**THE REQUEST:**
Find how many lines hold the word "name". Give only the number.

------------------------------------

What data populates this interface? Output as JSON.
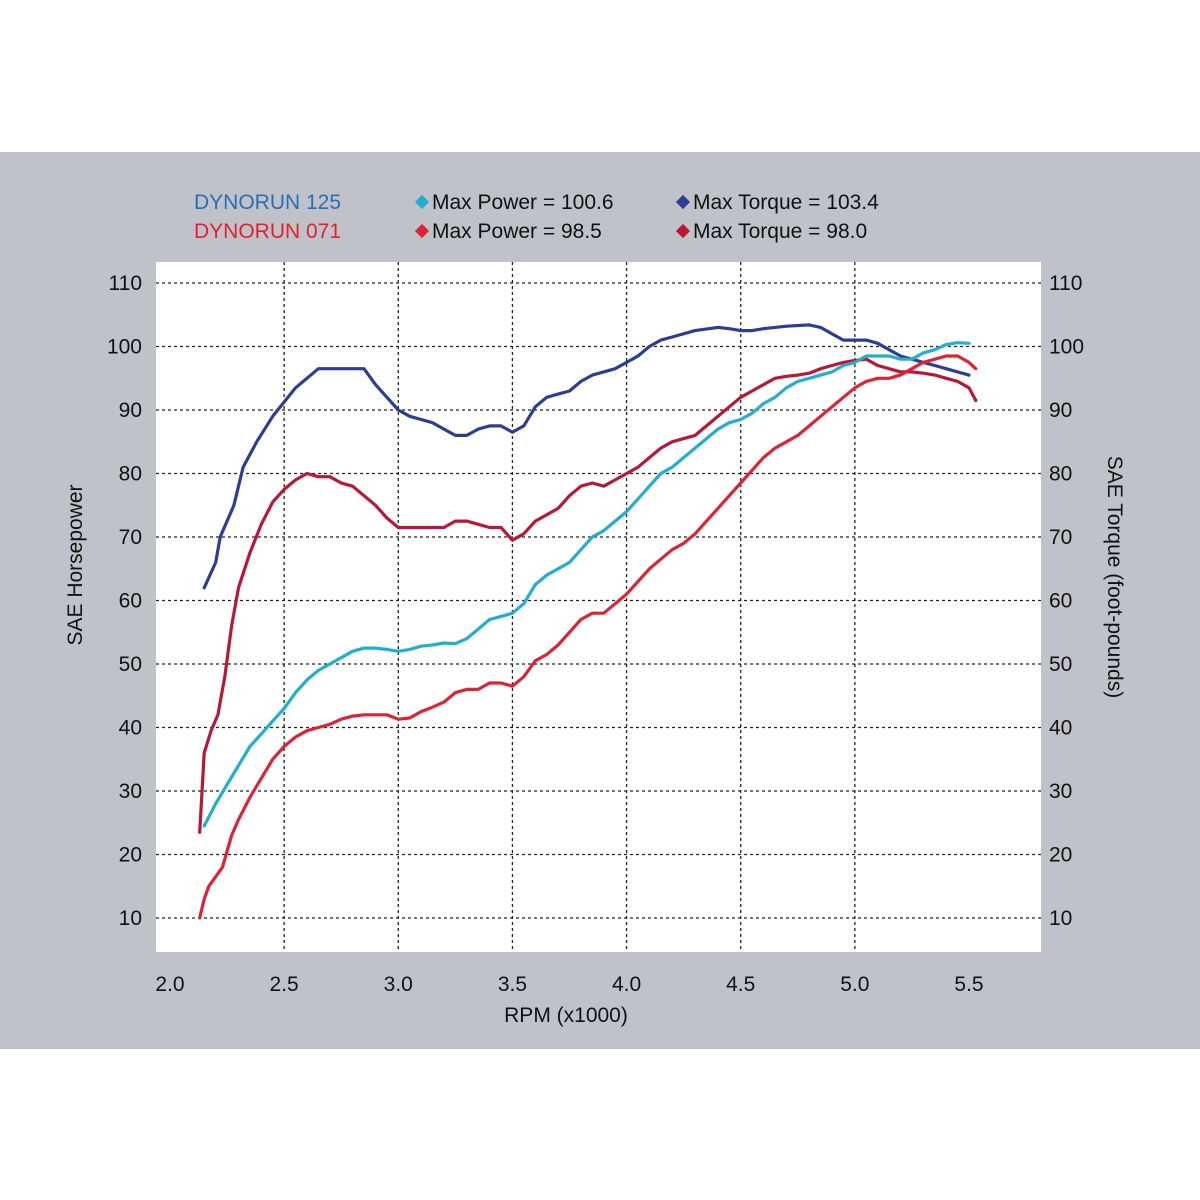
{
  "legend": {
    "runs": [
      {
        "name": "DYNORUN 125",
        "color": "#2a6db5",
        "power_label": "Max Power = 100.6",
        "torque_label": "Max Torque = 103.4",
        "power_color": "#22aed0",
        "torque_color": "#2c3d96"
      },
      {
        "name": "DYNORUN 071",
        "color": "#e32030",
        "power_label": "Max Power = 98.5",
        "torque_label": "Max Torque = 98.0",
        "power_color": "#e02236",
        "torque_color": "#b81836"
      }
    ]
  },
  "chart_data": {
    "type": "line",
    "xlabel": "RPM (x1000)",
    "ylabel_left": "SAE Horsepower",
    "ylabel_right": "SAE Torque (foot-pounds)",
    "xlim": [
      2.0,
      5.5
    ],
    "ylim": [
      10,
      110
    ],
    "x_ticks": [
      "2.0",
      "2.5",
      "3.0",
      "3.5",
      "4.0",
      "4.5",
      "5.0",
      "5.5"
    ],
    "y_ticks": [
      "10",
      "20",
      "30",
      "40",
      "50",
      "60",
      "70",
      "80",
      "90",
      "100",
      "110"
    ],
    "grid": true,
    "series": [
      {
        "name": "DYNORUN 125 Max Torque",
        "color": "#2c3d96",
        "points": [
          [
            2.15,
            62
          ],
          [
            2.2,
            66
          ],
          [
            2.22,
            70
          ],
          [
            2.28,
            75
          ],
          [
            2.32,
            81
          ],
          [
            2.38,
            85
          ],
          [
            2.45,
            89
          ],
          [
            2.55,
            93.5
          ],
          [
            2.65,
            96.5
          ],
          [
            2.75,
            96.5
          ],
          [
            2.85,
            96.5
          ],
          [
            2.9,
            94
          ],
          [
            2.95,
            92
          ],
          [
            3.0,
            90
          ],
          [
            3.05,
            89
          ],
          [
            3.1,
            88.5
          ],
          [
            3.15,
            88
          ],
          [
            3.2,
            87
          ],
          [
            3.25,
            86
          ],
          [
            3.3,
            86
          ],
          [
            3.35,
            87
          ],
          [
            3.4,
            87.5
          ],
          [
            3.45,
            87.5
          ],
          [
            3.5,
            86.5
          ],
          [
            3.55,
            87.5
          ],
          [
            3.6,
            90.5
          ],
          [
            3.65,
            92
          ],
          [
            3.7,
            92.5
          ],
          [
            3.75,
            93
          ],
          [
            3.8,
            94.5
          ],
          [
            3.85,
            95.5
          ],
          [
            3.9,
            96
          ],
          [
            3.95,
            96.5
          ],
          [
            4.0,
            97.5
          ],
          [
            4.05,
            98.5
          ],
          [
            4.1,
            100
          ],
          [
            4.15,
            101
          ],
          [
            4.2,
            101.5
          ],
          [
            4.3,
            102.5
          ],
          [
            4.4,
            103
          ],
          [
            4.45,
            102.8
          ],
          [
            4.5,
            102.5
          ],
          [
            4.55,
            102.5
          ],
          [
            4.6,
            102.8
          ],
          [
            4.7,
            103.2
          ],
          [
            4.8,
            103.4
          ],
          [
            4.85,
            103
          ],
          [
            4.9,
            102
          ],
          [
            4.95,
            101
          ],
          [
            5.0,
            101
          ],
          [
            5.05,
            101
          ],
          [
            5.1,
            100.5
          ],
          [
            5.15,
            99.5
          ],
          [
            5.2,
            98.5
          ],
          [
            5.25,
            98
          ],
          [
            5.3,
            97.5
          ],
          [
            5.35,
            97
          ],
          [
            5.4,
            96.5
          ],
          [
            5.45,
            96
          ],
          [
            5.5,
            95.5
          ]
        ]
      },
      {
        "name": "DYNORUN 071 Max Torque",
        "color": "#b81836",
        "points": [
          [
            2.13,
            23.5
          ],
          [
            2.15,
            36
          ],
          [
            2.18,
            39.5
          ],
          [
            2.21,
            42
          ],
          [
            2.24,
            48
          ],
          [
            2.27,
            56
          ],
          [
            2.3,
            62
          ],
          [
            2.35,
            67.5
          ],
          [
            2.4,
            72
          ],
          [
            2.45,
            75.5
          ],
          [
            2.5,
            77.5
          ],
          [
            2.55,
            79
          ],
          [
            2.6,
            80
          ],
          [
            2.65,
            79.5
          ],
          [
            2.7,
            79.5
          ],
          [
            2.75,
            78.5
          ],
          [
            2.8,
            78
          ],
          [
            2.85,
            76.5
          ],
          [
            2.9,
            75
          ],
          [
            2.95,
            73
          ],
          [
            3.0,
            71.5
          ],
          [
            3.05,
            71.5
          ],
          [
            3.1,
            71.5
          ],
          [
            3.15,
            71.5
          ],
          [
            3.2,
            71.5
          ],
          [
            3.25,
            72.5
          ],
          [
            3.3,
            72.5
          ],
          [
            3.35,
            72
          ],
          [
            3.4,
            71.5
          ],
          [
            3.45,
            71.5
          ],
          [
            3.5,
            69.5
          ],
          [
            3.55,
            70.5
          ],
          [
            3.6,
            72.5
          ],
          [
            3.65,
            73.5
          ],
          [
            3.7,
            74.5
          ],
          [
            3.75,
            76.5
          ],
          [
            3.8,
            78
          ],
          [
            3.85,
            78.5
          ],
          [
            3.9,
            78
          ],
          [
            3.95,
            79
          ],
          [
            4.0,
            80
          ],
          [
            4.05,
            81
          ],
          [
            4.1,
            82.5
          ],
          [
            4.15,
            84
          ],
          [
            4.2,
            85
          ],
          [
            4.25,
            85.5
          ],
          [
            4.3,
            86
          ],
          [
            4.35,
            87.5
          ],
          [
            4.4,
            89
          ],
          [
            4.45,
            90.5
          ],
          [
            4.5,
            92
          ],
          [
            4.55,
            93
          ],
          [
            4.6,
            94
          ],
          [
            4.65,
            95
          ],
          [
            4.7,
            95.3
          ],
          [
            4.75,
            95.5
          ],
          [
            4.8,
            95.8
          ],
          [
            4.85,
            96.5
          ],
          [
            4.9,
            97
          ],
          [
            4.95,
            97.5
          ],
          [
            5.0,
            97.8
          ],
          [
            5.05,
            98
          ],
          [
            5.1,
            97
          ],
          [
            5.15,
            96.5
          ],
          [
            5.2,
            96
          ],
          [
            5.25,
            96
          ],
          [
            5.3,
            95.8
          ],
          [
            5.35,
            95.5
          ],
          [
            5.4,
            95
          ],
          [
            5.45,
            94.5
          ],
          [
            5.5,
            93.5
          ],
          [
            5.53,
            91.5
          ]
        ]
      },
      {
        "name": "DYNORUN 125 Max Power",
        "color": "#22aed0",
        "points": [
          [
            2.15,
            24.5
          ],
          [
            2.2,
            28
          ],
          [
            2.25,
            31
          ],
          [
            2.3,
            34
          ],
          [
            2.35,
            37
          ],
          [
            2.4,
            39
          ],
          [
            2.45,
            41
          ],
          [
            2.5,
            43
          ],
          [
            2.55,
            45.5
          ],
          [
            2.6,
            47.5
          ],
          [
            2.65,
            49
          ],
          [
            2.7,
            50
          ],
          [
            2.75,
            51
          ],
          [
            2.8,
            52
          ],
          [
            2.85,
            52.5
          ],
          [
            2.9,
            52.5
          ],
          [
            2.95,
            52.3
          ],
          [
            3.0,
            52
          ],
          [
            3.05,
            52.3
          ],
          [
            3.1,
            52.8
          ],
          [
            3.15,
            53
          ],
          [
            3.2,
            53.3
          ],
          [
            3.25,
            53.2
          ],
          [
            3.3,
            54
          ],
          [
            3.35,
            55.5
          ],
          [
            3.4,
            57
          ],
          [
            3.45,
            57.5
          ],
          [
            3.5,
            58
          ],
          [
            3.55,
            59.5
          ],
          [
            3.6,
            62.5
          ],
          [
            3.65,
            64
          ],
          [
            3.7,
            65
          ],
          [
            3.75,
            66
          ],
          [
            3.8,
            68
          ],
          [
            3.85,
            70
          ],
          [
            3.9,
            71
          ],
          [
            3.95,
            72.5
          ],
          [
            4.0,
            74
          ],
          [
            4.05,
            76
          ],
          [
            4.1,
            78
          ],
          [
            4.15,
            80
          ],
          [
            4.2,
            81
          ],
          [
            4.25,
            82.5
          ],
          [
            4.3,
            84
          ],
          [
            4.35,
            85.5
          ],
          [
            4.4,
            87
          ],
          [
            4.45,
            88
          ],
          [
            4.5,
            88.5
          ],
          [
            4.55,
            89.5
          ],
          [
            4.6,
            91
          ],
          [
            4.65,
            92
          ],
          [
            4.7,
            93.5
          ],
          [
            4.75,
            94.5
          ],
          [
            4.8,
            95
          ],
          [
            4.85,
            95.5
          ],
          [
            4.9,
            96
          ],
          [
            4.95,
            97
          ],
          [
            5.0,
            97.5
          ],
          [
            5.05,
            98.5
          ],
          [
            5.1,
            98.5
          ],
          [
            5.15,
            98.5
          ],
          [
            5.2,
            98
          ],
          [
            5.25,
            98
          ],
          [
            5.3,
            99
          ],
          [
            5.35,
            99.5
          ],
          [
            5.4,
            100.3
          ],
          [
            5.45,
            100.6
          ],
          [
            5.5,
            100.5
          ]
        ]
      },
      {
        "name": "DYNORUN 071 Max Power",
        "color": "#e02236",
        "points": [
          [
            2.13,
            10
          ],
          [
            2.15,
            13
          ],
          [
            2.17,
            15
          ],
          [
            2.2,
            16.5
          ],
          [
            2.23,
            18
          ],
          [
            2.27,
            23
          ],
          [
            2.3,
            25.5
          ],
          [
            2.35,
            29
          ],
          [
            2.4,
            32
          ],
          [
            2.45,
            35
          ],
          [
            2.5,
            37
          ],
          [
            2.55,
            38.5
          ],
          [
            2.6,
            39.5
          ],
          [
            2.65,
            40
          ],
          [
            2.7,
            40.5
          ],
          [
            2.75,
            41.3
          ],
          [
            2.8,
            41.8
          ],
          [
            2.85,
            42
          ],
          [
            2.9,
            42
          ],
          [
            2.95,
            42
          ],
          [
            3.0,
            41.3
          ],
          [
            3.05,
            41.5
          ],
          [
            3.1,
            42.5
          ],
          [
            3.15,
            43.2
          ],
          [
            3.2,
            44
          ],
          [
            3.25,
            45.5
          ],
          [
            3.3,
            46
          ],
          [
            3.35,
            46
          ],
          [
            3.4,
            47
          ],
          [
            3.45,
            47
          ],
          [
            3.5,
            46.5
          ],
          [
            3.55,
            48
          ],
          [
            3.6,
            50.5
          ],
          [
            3.65,
            51.5
          ],
          [
            3.7,
            53
          ],
          [
            3.75,
            55
          ],
          [
            3.8,
            57
          ],
          [
            3.85,
            58
          ],
          [
            3.9,
            58
          ],
          [
            3.95,
            59.5
          ],
          [
            4.0,
            61
          ],
          [
            4.05,
            63
          ],
          [
            4.1,
            65
          ],
          [
            4.15,
            66.5
          ],
          [
            4.2,
            68
          ],
          [
            4.25,
            69
          ],
          [
            4.3,
            70.5
          ],
          [
            4.35,
            72.5
          ],
          [
            4.4,
            74.5
          ],
          [
            4.45,
            76.5
          ],
          [
            4.5,
            78.5
          ],
          [
            4.55,
            80.5
          ],
          [
            4.6,
            82.5
          ],
          [
            4.65,
            84
          ],
          [
            4.7,
            85
          ],
          [
            4.75,
            86
          ],
          [
            4.8,
            87.5
          ],
          [
            4.85,
            89
          ],
          [
            4.9,
            90.5
          ],
          [
            4.95,
            92
          ],
          [
            5.0,
            93.5
          ],
          [
            5.05,
            94.5
          ],
          [
            5.1,
            95
          ],
          [
            5.15,
            95
          ],
          [
            5.2,
            95.5
          ],
          [
            5.25,
            96.5
          ],
          [
            5.3,
            97.5
          ],
          [
            5.35,
            98
          ],
          [
            5.4,
            98.5
          ],
          [
            5.45,
            98.5
          ],
          [
            5.5,
            97.5
          ],
          [
            5.53,
            96.5
          ]
        ]
      }
    ]
  }
}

------------------------------------

**RESPONSE TO THIS TASK:**
6